▶ _INFORMATION SUPPLIED_
┄┄┄┄┄┄┄┄┄┄┄┄┄┄┄┄┄┄┄┄
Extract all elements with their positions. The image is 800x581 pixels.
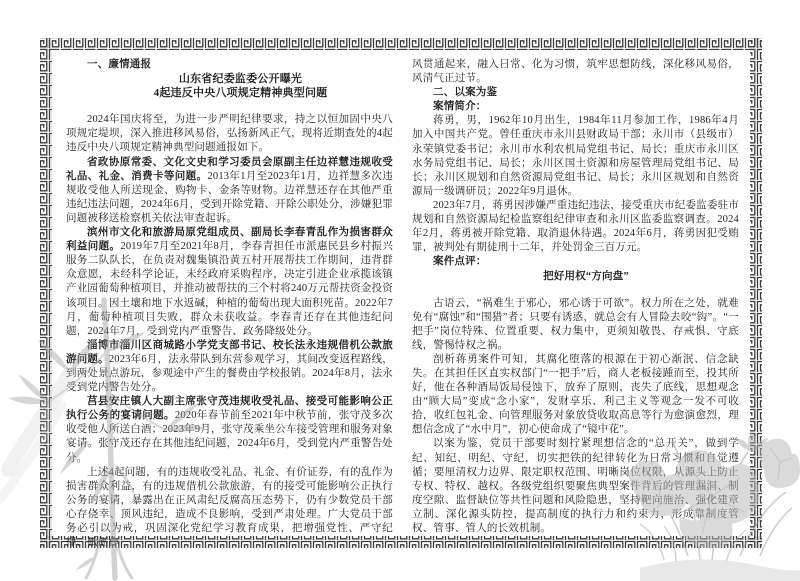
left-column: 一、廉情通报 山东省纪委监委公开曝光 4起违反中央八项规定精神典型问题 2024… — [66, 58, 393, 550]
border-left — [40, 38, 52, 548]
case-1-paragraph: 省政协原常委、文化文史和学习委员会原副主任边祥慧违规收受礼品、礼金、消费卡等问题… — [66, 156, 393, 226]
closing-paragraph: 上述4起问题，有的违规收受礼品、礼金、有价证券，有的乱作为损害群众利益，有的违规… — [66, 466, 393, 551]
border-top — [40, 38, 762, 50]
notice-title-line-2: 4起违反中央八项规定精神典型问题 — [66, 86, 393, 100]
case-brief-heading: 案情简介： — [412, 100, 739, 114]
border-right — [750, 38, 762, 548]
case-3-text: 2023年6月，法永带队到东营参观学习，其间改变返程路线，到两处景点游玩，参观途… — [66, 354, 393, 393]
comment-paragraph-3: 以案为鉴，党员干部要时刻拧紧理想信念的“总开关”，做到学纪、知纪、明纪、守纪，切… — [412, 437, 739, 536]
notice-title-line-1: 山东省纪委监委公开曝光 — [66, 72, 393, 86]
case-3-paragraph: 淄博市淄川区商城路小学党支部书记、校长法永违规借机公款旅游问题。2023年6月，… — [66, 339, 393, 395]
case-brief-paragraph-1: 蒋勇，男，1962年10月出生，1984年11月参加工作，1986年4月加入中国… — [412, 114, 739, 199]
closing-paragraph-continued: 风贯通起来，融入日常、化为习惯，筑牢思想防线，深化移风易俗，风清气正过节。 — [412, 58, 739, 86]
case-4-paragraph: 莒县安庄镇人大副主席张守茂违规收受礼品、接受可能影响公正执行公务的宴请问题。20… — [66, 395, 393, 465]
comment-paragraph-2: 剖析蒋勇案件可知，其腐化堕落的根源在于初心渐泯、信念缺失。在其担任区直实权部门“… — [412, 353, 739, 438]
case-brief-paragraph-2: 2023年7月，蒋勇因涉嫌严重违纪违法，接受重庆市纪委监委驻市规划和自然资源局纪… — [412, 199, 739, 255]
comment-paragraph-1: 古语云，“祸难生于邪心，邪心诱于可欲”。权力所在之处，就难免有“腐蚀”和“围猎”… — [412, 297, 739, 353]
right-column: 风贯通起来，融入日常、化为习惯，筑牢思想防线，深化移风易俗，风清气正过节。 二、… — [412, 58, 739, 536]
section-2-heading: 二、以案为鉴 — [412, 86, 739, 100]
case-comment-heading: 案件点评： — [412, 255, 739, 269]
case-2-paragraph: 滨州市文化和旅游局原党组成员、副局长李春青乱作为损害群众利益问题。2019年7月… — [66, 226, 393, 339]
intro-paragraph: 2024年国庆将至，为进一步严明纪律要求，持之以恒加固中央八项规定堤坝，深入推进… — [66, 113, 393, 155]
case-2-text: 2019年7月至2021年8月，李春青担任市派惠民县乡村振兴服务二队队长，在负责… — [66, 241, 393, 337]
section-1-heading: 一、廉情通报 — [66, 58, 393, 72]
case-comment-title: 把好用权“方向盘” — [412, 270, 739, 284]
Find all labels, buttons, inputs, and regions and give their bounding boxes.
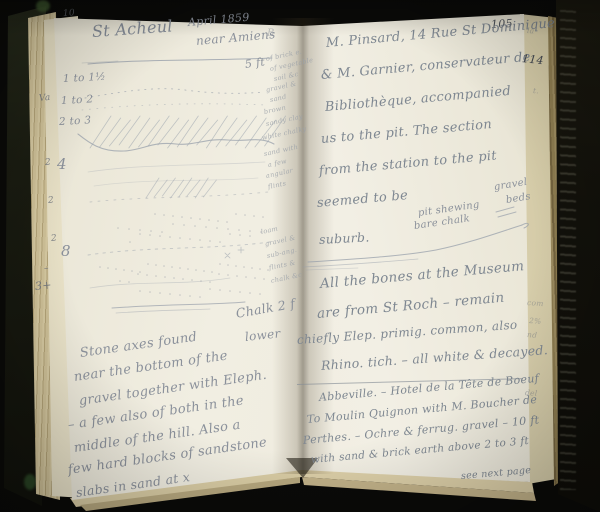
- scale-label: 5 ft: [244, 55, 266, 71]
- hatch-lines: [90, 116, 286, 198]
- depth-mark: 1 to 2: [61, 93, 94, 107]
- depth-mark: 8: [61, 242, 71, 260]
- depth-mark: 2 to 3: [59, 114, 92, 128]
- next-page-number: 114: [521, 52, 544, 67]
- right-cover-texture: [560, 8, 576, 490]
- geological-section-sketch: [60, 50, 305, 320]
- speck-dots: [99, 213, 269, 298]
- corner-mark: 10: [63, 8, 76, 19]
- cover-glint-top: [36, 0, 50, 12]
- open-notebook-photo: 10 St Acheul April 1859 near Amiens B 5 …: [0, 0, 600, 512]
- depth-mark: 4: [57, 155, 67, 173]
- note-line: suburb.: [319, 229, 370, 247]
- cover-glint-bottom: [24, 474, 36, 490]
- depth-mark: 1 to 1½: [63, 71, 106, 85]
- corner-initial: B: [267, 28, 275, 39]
┄┄┄┄┄┄┄┄┄┄┄┄┄┄┄┄┄┄┄┄
▶ _GIVEN REQUEST_
Extract every line of both records above verbatim, leaving out the picture lines.

▶ _OUTPUT OF THE EXERCISE_
Extract all elements with their positions. The image is 800x581 pixels.
left-column: 一、廉情通报 山东省纪委监委公开曝光 4起违反中央八项规定精神典型问题 2024… — [66, 58, 393, 550]
border-left — [40, 38, 52, 548]
case-1-paragraph: 省政协原常委、文化文史和学习委员会原副主任边祥慧违规收受礼品、礼金、消费卡等问题… — [66, 156, 393, 226]
closing-paragraph: 上述4起问题，有的违规收受礼品、礼金、有价证券，有的乱作为损害群众利益，有的违规… — [66, 466, 393, 551]
border-top — [40, 38, 762, 50]
notice-title-line-2: 4起违反中央八项规定精神典型问题 — [66, 86, 393, 100]
case-brief-heading: 案情简介： — [412, 100, 739, 114]
border-right — [750, 38, 762, 548]
case-3-text: 2023年6月，法永带队到东营参观学习，其间改变返程路线，到两处景点游玩，参观途… — [66, 354, 393, 393]
comment-paragraph-3: 以案为鉴，党员干部要时刻拧紧理想信念的“总开关”，做到学纪、知纪、明纪、守纪，切… — [412, 437, 739, 536]
notice-title-line-1: 山东省纪委监委公开曝光 — [66, 72, 393, 86]
case-3-paragraph: 淄博市淄川区商城路小学党支部书记、校长法永违规借机公款旅游问题。2023年6月，… — [66, 339, 393, 395]
case-brief-paragraph-1: 蒋勇，男，1962年10月出生，1984年11月参加工作，1986年4月加入中国… — [412, 114, 739, 199]
closing-paragraph-continued: 风贯通起来，融入日常、化为习惯，筑牢思想防线，深化移风易俗，风清气正过节。 — [412, 58, 739, 86]
case-4-paragraph: 莒县安庄镇人大副主席张守茂违规收受礼品、接受可能影响公正执行公务的宴请问题。20… — [66, 395, 393, 465]
comment-paragraph-2: 剖析蒋勇案件可知，其腐化堕落的根源在于初心渐泯、信念缺失。在其担任区直实权部门“… — [412, 353, 739, 438]
case-brief-paragraph-2: 2023年7月，蒋勇因涉嫌严重违纪违法，接受重庆市纪委监委驻市规划和自然资源局纪… — [412, 199, 739, 255]
comment-paragraph-1: 古语云，“祸难生于邪心，邪心诱于可欲”。权力所在之处，就难免有“腐蚀”和“围猎”… — [412, 297, 739, 353]
right-column: 风贯通起来，融入日常、化为习惯，筑牢思想防线，深化移风易俗，风清气正过节。 二、… — [412, 58, 739, 536]
section-2-heading: 二、以案为鉴 — [412, 86, 739, 100]
case-comment-heading: 案件点评： — [412, 255, 739, 269]
case-2-paragraph: 滨州市文化和旅游局原党组成员、副局长李春青乱作为损害群众利益问题。2019年7月… — [66, 226, 393, 339]
intro-paragraph: 2024年国庆将至，为进一步严明纪律要求，持之以恒加固中央八项规定堤坝，深入推进… — [66, 113, 393, 155]
case-2-text: 2019年7月至2021年8月，李春青担任市派惠民县乡村振兴服务二队队长，在负责… — [66, 241, 393, 337]
section-1-heading: 一、廉情通报 — [66, 58, 393, 72]
case-comment-title: 把好用权“方向盘” — [412, 270, 739, 284]
Find all labels, buttons, inputs, and regions and give their bounding boxes.
- scale-label: 5 ft: [244, 55, 266, 71]
- hatch-lines: [90, 116, 286, 198]
- depth-mark: 1 to 2: [61, 93, 94, 107]
- depth-mark: 8: [61, 242, 71, 260]
- depth-mark: 2 to 3: [59, 114, 92, 128]
- next-page-number: 114: [521, 52, 544, 67]
- right-cover-texture: [560, 8, 576, 490]
- geological-section-sketch: [60, 50, 305, 320]
- speck-dots: [99, 213, 269, 298]
- corner-mark: 10: [63, 8, 76, 19]
- cover-glint-top: [36, 0, 50, 12]
- open-notebook-photo: 10 St Acheul April 1859 near Amiens B 5 …: [0, 0, 600, 512]
- depth-mark: 4: [57, 155, 67, 173]
- note-line: suburb.: [319, 229, 370, 247]
- cover-glint-bottom: [24, 474, 36, 490]
- depth-mark: 1 to 1½: [63, 71, 106, 85]
- corner-initial: B: [267, 28, 275, 39]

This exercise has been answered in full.